◆ Richiesta scritta A
Nel brano sull'inizio del viaggio di Dante nell'oltretomba, di che cosa è simbolo Virgilio?
◆ Richiesta scritta B
Prosegui il brano sull'inizio del viaggio di Dante nell'oltretomba, scrivendo il seguito dopo la sua ultima frase.

◆ Brano da leggere
Nella primavera del 1300, a 35 anni, l'età che egli considera il punto di mezzo della vita umana, Dante inizia il suo viaggio nell'oltretomba. Irretito in una vita peccaminosa (la selva oscura) non riesce a trovare da solo la via del bene. La selva lo riempie di terrore, essendo un chiaro preannuncio della dannazione della sua anima. Egli non saprebbe nemmeno ricostruire le fasi del suo allontanamento dalla vita virtuosa, perché quando cominciò a peccare, signoreggiato ormai dai soli istinti, privo di luce intellettuale (pieno di sonno), non aveva più la possibilità di discernere il bene dal male. Quando Dante, all'uscita dalla selva, vede la sommità del colle (simbolo della faticosa ascesa verso il bene, dell'espiazione, della purificazione) illuminata dai raggi del sole (simbolo della Grazia), comincia a sentirsi rinfrancato, come un naufrago sfuggito ai marosi e approdato, ancora incredulo della propria salvezza, alla riva. Inizia l'ascesa del colle. Ma tre belve: (allegorie di tre peccati specifici - la lussuria, la superbia, l'avarizia - o, secondo altri, delle tre categorie aristoteliche del peccato - la malizia, la sfrenata bestialità e l'incontinenza -) lo ostacolano nel suo procedere, così che egli alla fine dispera di poter raggiungere la vetta ed è sospinto nuovamente verso la valle della perdizione. A questo punto gli appare l'ombra di Virgilio (simbolo della ragione umana, della filosofia) il quale gli annuncia che, se vorrà approdare alla meta agognata dovrà seguire un altro percorso, visitando successivamente, sotto la sua guida, il regno dei dannati e quello delle anime purganti. Perché poi egli possa avere diretta conoscenza del regno degli eletti, Virgilio dovrà affidarlo alla guida di Beatrice (simbolo della fede, della teologia).

◆ Informazioni fornite

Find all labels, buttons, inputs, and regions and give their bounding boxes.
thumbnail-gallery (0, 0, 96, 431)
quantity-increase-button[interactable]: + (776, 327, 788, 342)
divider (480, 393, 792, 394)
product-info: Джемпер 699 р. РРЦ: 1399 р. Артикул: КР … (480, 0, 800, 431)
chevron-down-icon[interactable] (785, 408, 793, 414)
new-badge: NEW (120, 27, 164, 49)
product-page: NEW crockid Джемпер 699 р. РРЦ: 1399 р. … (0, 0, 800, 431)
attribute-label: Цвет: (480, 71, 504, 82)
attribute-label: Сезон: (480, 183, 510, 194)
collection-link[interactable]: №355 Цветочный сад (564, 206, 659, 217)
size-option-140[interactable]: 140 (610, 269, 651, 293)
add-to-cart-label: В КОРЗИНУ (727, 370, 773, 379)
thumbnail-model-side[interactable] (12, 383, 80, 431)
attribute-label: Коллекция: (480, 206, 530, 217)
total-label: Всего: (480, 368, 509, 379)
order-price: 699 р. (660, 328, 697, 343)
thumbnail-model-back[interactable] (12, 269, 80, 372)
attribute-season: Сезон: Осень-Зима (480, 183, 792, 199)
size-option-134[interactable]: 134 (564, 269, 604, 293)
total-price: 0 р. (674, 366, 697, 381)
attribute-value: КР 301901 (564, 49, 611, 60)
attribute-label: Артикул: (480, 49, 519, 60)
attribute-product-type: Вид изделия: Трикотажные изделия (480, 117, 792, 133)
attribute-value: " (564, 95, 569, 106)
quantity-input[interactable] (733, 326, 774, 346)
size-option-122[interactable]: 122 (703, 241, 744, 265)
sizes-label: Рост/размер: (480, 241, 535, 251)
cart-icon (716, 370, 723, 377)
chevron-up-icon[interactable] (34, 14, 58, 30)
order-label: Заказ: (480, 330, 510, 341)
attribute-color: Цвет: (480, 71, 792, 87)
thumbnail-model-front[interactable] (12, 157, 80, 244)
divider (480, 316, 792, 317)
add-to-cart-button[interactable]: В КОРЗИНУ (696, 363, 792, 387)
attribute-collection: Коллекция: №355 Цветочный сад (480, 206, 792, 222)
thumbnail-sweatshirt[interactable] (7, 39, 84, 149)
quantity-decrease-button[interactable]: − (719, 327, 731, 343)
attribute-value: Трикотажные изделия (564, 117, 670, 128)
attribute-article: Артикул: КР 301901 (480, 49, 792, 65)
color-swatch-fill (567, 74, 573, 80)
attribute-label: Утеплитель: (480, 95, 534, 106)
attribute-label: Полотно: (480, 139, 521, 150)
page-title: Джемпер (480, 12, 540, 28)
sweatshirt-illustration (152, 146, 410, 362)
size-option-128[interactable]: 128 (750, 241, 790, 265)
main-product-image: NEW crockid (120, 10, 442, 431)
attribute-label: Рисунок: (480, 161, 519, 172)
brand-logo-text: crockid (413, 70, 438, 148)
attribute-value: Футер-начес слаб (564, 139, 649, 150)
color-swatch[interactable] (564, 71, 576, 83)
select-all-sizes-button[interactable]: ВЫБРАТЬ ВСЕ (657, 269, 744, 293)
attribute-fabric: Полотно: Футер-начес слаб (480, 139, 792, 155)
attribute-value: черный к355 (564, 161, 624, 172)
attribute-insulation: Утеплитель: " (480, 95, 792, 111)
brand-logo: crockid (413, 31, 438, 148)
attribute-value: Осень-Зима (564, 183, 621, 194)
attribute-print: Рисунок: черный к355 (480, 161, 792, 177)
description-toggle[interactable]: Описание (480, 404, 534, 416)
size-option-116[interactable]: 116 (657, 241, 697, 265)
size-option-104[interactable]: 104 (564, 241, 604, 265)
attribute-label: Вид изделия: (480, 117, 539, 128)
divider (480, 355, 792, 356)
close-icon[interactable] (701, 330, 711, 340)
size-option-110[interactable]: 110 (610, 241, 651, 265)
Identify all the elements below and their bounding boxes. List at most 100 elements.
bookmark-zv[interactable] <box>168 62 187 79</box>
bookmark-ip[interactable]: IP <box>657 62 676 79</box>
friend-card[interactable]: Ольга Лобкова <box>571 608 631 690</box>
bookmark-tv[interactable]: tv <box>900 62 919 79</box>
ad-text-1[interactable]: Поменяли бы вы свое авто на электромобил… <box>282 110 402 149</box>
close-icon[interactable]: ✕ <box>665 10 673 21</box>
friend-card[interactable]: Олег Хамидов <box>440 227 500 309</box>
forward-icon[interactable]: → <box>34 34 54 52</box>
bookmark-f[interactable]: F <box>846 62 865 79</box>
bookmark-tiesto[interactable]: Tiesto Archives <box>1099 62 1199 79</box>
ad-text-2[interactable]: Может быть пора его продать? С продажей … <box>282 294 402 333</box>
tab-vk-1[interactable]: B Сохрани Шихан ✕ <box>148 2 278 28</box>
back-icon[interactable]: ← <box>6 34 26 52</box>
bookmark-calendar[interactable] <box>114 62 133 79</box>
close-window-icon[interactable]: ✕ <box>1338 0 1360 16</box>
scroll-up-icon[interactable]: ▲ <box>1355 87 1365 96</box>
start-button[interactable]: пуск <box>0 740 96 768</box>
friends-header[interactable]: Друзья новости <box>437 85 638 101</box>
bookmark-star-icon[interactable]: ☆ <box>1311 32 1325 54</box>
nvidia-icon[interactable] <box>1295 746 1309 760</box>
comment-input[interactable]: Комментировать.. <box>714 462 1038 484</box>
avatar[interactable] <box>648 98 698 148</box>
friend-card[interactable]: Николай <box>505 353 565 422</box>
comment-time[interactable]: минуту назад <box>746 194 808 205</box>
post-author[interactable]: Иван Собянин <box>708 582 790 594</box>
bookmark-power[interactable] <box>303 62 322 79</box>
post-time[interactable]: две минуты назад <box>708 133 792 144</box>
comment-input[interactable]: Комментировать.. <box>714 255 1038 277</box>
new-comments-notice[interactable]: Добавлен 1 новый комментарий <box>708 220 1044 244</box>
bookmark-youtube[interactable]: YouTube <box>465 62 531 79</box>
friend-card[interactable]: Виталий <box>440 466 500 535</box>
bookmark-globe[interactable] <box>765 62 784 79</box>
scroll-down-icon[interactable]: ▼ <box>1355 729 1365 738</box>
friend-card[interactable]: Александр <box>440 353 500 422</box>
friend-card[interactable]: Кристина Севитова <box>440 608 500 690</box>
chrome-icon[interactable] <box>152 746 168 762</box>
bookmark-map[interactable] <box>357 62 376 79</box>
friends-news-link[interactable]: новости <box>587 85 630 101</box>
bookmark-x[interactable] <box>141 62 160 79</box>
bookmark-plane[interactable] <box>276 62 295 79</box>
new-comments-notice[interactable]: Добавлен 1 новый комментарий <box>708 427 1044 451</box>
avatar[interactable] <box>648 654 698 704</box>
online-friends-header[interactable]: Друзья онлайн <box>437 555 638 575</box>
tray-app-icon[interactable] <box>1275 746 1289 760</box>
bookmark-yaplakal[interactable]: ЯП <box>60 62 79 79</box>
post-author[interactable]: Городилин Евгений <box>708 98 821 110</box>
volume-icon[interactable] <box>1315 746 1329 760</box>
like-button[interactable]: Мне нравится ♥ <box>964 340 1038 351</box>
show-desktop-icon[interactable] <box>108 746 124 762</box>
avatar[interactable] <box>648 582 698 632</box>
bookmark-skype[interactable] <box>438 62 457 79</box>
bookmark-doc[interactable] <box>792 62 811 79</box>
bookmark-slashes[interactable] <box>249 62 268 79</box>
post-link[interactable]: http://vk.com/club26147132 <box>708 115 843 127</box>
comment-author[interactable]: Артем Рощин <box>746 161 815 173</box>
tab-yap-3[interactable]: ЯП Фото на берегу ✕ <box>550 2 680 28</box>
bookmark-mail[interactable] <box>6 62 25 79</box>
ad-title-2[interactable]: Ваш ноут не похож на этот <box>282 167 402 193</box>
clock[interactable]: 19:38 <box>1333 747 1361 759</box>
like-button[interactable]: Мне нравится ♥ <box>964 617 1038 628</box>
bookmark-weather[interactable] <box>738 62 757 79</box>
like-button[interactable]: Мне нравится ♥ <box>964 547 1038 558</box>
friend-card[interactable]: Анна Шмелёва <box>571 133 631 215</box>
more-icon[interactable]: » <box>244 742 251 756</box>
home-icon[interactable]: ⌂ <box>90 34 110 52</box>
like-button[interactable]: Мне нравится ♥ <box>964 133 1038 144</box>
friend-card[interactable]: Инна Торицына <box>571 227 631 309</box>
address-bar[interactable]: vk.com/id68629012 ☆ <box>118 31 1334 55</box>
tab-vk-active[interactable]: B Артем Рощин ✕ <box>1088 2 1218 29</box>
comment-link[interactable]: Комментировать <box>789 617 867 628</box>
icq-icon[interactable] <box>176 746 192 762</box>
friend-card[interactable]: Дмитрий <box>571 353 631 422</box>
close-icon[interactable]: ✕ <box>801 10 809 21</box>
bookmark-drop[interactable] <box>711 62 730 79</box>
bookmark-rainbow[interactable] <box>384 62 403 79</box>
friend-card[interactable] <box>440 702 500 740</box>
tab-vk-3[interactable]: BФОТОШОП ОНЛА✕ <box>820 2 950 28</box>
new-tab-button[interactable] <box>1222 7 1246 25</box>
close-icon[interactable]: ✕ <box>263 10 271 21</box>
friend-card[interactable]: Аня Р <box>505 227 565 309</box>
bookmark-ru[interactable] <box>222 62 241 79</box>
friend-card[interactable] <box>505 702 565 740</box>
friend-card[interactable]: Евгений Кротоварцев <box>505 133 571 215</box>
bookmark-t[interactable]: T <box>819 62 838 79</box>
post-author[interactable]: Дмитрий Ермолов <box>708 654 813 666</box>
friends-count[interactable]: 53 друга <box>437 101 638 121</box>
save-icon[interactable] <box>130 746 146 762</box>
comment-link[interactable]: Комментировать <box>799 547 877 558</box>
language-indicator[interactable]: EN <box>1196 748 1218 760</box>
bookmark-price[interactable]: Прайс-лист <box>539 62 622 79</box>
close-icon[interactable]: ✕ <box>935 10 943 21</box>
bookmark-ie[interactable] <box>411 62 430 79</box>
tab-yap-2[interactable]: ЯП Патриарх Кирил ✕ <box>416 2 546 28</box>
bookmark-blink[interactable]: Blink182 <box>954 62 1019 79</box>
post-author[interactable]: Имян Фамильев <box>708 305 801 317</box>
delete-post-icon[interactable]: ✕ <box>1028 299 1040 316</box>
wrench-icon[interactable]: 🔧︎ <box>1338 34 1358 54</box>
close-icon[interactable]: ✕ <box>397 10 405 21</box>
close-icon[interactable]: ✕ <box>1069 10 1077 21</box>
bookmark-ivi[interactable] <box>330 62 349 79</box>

◆ Risposta A
Virgilio è simbolo della ragione umana, della filosofia.

◆ Risposta B
 

CANTO II

Dante, uscito dalla selva del peccato, aveva iniziato l'ascesa del colle all'alba. Al tramonto dello stesso giorno egli si sente assalito da dubbi: per quale suo merito particolare è stato prescelto a visitare da vivo il regno dei morti? Due soli altri esseri viventi erano scesi nell'oltretomba in carne ed ossa: Enea e San Paolo. Ma essi erano stati destinati da Dio a porre in terra le fondamenta della società umana, rispettivamente nell'ordine temporale e in quello spirituale: il primo in quanto capostipite dei Romani, il secondo in quanto propagatore ed organizzatore del Cristianesimo. Per dissipare queste perplessità Virgilio gli spiega i motivi che lo hanno indotto a venire in suo soccorso. Tre dorme benedette hanno avuto compassione di Dante in cielo: la Vergine Maria ha raccomandato la salvezza del Poeta a Lucia, la quale a sua volta ha esortato Beatrice a sottrarlo al mortale pericolo in cui si trovava. Le accorate parole e la sovrumana bellezza della beata, discesa ad implorarlo, hanno reso il poeta latino impaziente di obbedirle. Al nome della donna amata in gioventù Dante si rianima, non diversamente dai fiori all'alba, e, senza più esitazioni, segue Virgilio nel difficile cammino verso la porta dell'inferno.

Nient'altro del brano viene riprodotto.